Set task:
Report each line of the rows below that contains the string "elements", copying every such line in full. Treat the match as case-sensitive.

######

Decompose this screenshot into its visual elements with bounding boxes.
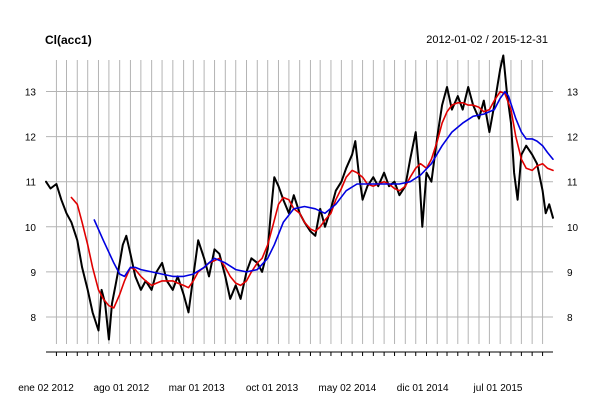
y-tick-label-right: 11 bbox=[567, 178, 578, 189]
x-tick-label: dic 01 2014 bbox=[397, 383, 449, 394]
series-line-ma_fast bbox=[70, 90, 554, 309]
grid bbox=[46, 60, 553, 344]
plot-area bbox=[45, 54, 554, 341]
x-tick-label: jul 01 2015 bbox=[473, 383, 523, 394]
y-tick-label-right: 13 bbox=[567, 88, 579, 99]
date-range-label: 2012-01-02 / 2015-12-31 bbox=[426, 34, 548, 46]
y-tick-label-left: 11 bbox=[26, 178, 37, 189]
y-axis: 8 8 9 9 10 10 11 11 12 12 13 13 bbox=[25, 88, 579, 324]
x-tick-label: mar 01 2013 bbox=[169, 383, 226, 394]
y-tick-label-right: 10 bbox=[567, 223, 579, 234]
chart-title: Cl(acc1) bbox=[45, 33, 92, 47]
x-axis: ene 02 2012 ago 01 2012 mar 01 2013 oct 01 … bbox=[18, 351, 553, 394]
x-tick-label: may 02 2014 bbox=[318, 383, 376, 394]
series-line-ma_slow bbox=[93, 90, 554, 278]
y-tick-label-left: 12 bbox=[25, 133, 37, 144]
x-tick-label: oct 01 2013 bbox=[246, 383, 299, 394]
y-tick-label-left: 13 bbox=[25, 88, 37, 99]
y-tick-label-left: 10 bbox=[25, 223, 37, 234]
x-tick-label: ene 02 2012 bbox=[18, 383, 74, 394]
y-tick-label-left: 8 bbox=[30, 313, 36, 324]
x-tick-label: ago 01 2012 bbox=[94, 383, 150, 394]
y-tick-label-right: 9 bbox=[567, 268, 573, 279]
y-tick-label-right: 8 bbox=[567, 313, 573, 324]
y-tick-label-left: 9 bbox=[30, 268, 36, 279]
y-tick-label-right: 12 bbox=[567, 133, 579, 144]
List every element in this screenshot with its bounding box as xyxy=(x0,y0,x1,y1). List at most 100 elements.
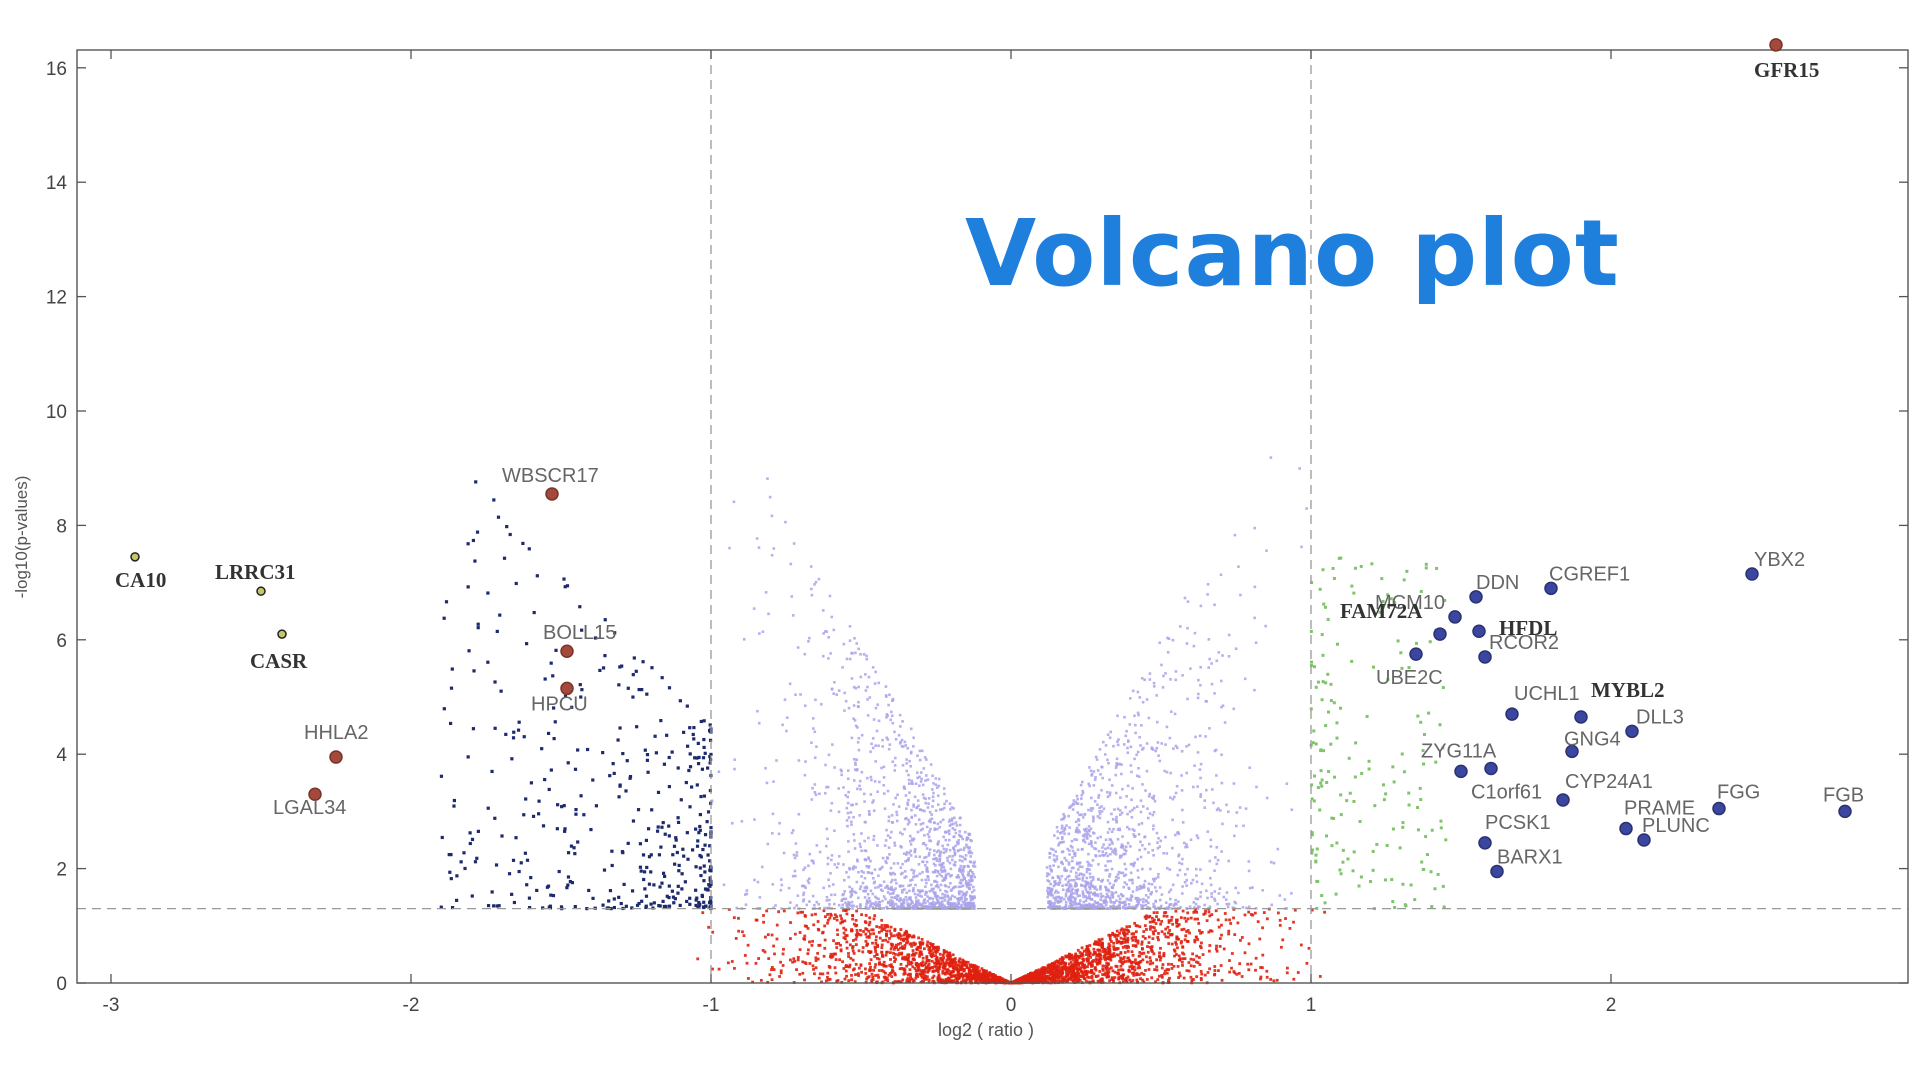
scatter-point xyxy=(1113,933,1116,937)
scatter-point xyxy=(911,949,915,952)
scatter-point xyxy=(1105,969,1109,973)
scatter-point xyxy=(854,937,858,941)
scatter-point xyxy=(1203,973,1207,977)
scatter-point xyxy=(812,967,815,971)
scatter-point xyxy=(918,775,921,779)
scatter-point xyxy=(872,917,876,921)
scatter-point xyxy=(1099,835,1102,839)
scatter-point xyxy=(1215,659,1219,663)
scatter-point xyxy=(1131,881,1134,885)
scatter-point xyxy=(1276,847,1280,851)
scatter-point xyxy=(1109,900,1113,904)
scatter-point xyxy=(1053,902,1056,905)
scatter-point xyxy=(734,937,738,940)
scatter-point xyxy=(933,950,937,953)
scatter-point xyxy=(1196,961,1200,965)
scatter-point xyxy=(973,896,976,900)
scatter-point xyxy=(1180,960,1184,964)
scatter-point xyxy=(1143,936,1147,940)
scatter-point xyxy=(1071,849,1075,853)
scatter-point xyxy=(1082,949,1086,953)
scatter-point xyxy=(1219,964,1223,967)
scatter-point xyxy=(962,867,965,870)
scatter-point xyxy=(850,978,853,982)
scatter-point xyxy=(856,972,860,976)
scatter-point xyxy=(866,892,870,896)
scatter-point xyxy=(907,953,911,957)
scatter-point xyxy=(854,962,858,966)
scatter-point xyxy=(1052,864,1055,867)
scatter-point xyxy=(740,820,744,823)
scatter-point xyxy=(780,907,783,910)
scatter-point xyxy=(1198,963,1202,967)
scatter-point xyxy=(1082,959,1085,963)
scatter-point xyxy=(1082,873,1086,877)
scatter-point xyxy=(1323,910,1326,914)
scatter-point xyxy=(1091,815,1095,819)
scatter-point xyxy=(922,906,925,910)
scatter-point xyxy=(1213,969,1217,972)
scatter-point xyxy=(1053,980,1057,984)
scatter-point xyxy=(1116,971,1119,975)
scatter-point xyxy=(845,657,849,661)
scatter-point xyxy=(924,779,927,782)
scatter-point xyxy=(913,967,917,970)
scatter-point xyxy=(1056,891,1060,894)
scatter-point xyxy=(1167,942,1171,945)
scatter-point xyxy=(930,817,934,820)
scatter-point xyxy=(988,980,991,983)
scatter-point xyxy=(993,974,996,978)
scatter-point xyxy=(890,710,893,714)
scatter-point xyxy=(1082,966,1086,970)
scatter-point xyxy=(881,738,884,742)
scatter-point xyxy=(864,927,868,931)
scatter-point xyxy=(983,969,987,973)
scatter-point xyxy=(1088,872,1092,876)
scatter-point xyxy=(1131,938,1135,942)
scatter-point xyxy=(1179,905,1182,909)
scatter-point xyxy=(1151,950,1154,954)
scatter-point xyxy=(1109,953,1113,957)
scatter-point xyxy=(891,698,895,702)
scatter-point xyxy=(842,878,846,882)
scatter-point xyxy=(955,976,959,980)
scatter-point xyxy=(1131,689,1135,693)
scatter-point xyxy=(1132,806,1136,810)
scatter-point xyxy=(737,916,740,920)
scatter-point xyxy=(889,925,893,929)
scatter-point xyxy=(856,741,860,744)
scatter-point xyxy=(863,886,867,889)
scatter-point xyxy=(1220,781,1224,785)
scatter-point xyxy=(924,878,927,882)
scatter-point xyxy=(898,713,902,717)
scatter-point xyxy=(1112,945,1116,949)
scatter-point xyxy=(858,842,862,846)
scatter-point xyxy=(1147,716,1151,720)
scatter-point xyxy=(961,978,965,982)
scatter-point xyxy=(833,913,837,917)
scatter-point xyxy=(710,799,714,803)
scatter-point xyxy=(1126,940,1129,944)
scatter-point xyxy=(954,844,957,848)
scatter-point xyxy=(1100,765,1104,769)
scatter-point xyxy=(951,953,955,957)
scatter-point xyxy=(968,974,972,978)
scatter-point xyxy=(935,969,938,972)
scatter-point xyxy=(1087,970,1091,974)
scatter-point xyxy=(887,815,891,819)
scatter-point xyxy=(939,883,943,887)
scatter-point xyxy=(1000,979,1003,983)
scatter-point xyxy=(1093,891,1096,895)
scatter-point xyxy=(949,896,952,900)
scatter-point xyxy=(949,889,953,892)
scatter-point xyxy=(1175,953,1178,956)
scatter-point xyxy=(931,799,935,803)
scatter-point xyxy=(861,881,865,885)
scatter-point xyxy=(942,907,946,910)
scatter-point xyxy=(846,824,849,828)
scatter-point xyxy=(1106,972,1109,975)
scatter-point xyxy=(741,930,744,934)
scatter-point xyxy=(742,934,746,938)
scatter-point xyxy=(1060,850,1064,854)
scatter-point xyxy=(1162,914,1166,918)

######

Solution:
Decompose this screenshot into its visual elements with bounding boxes.
List every element in this screenshot with its bounding box as xyxy=(x0,y0,x1,y1). List at most 100 elements.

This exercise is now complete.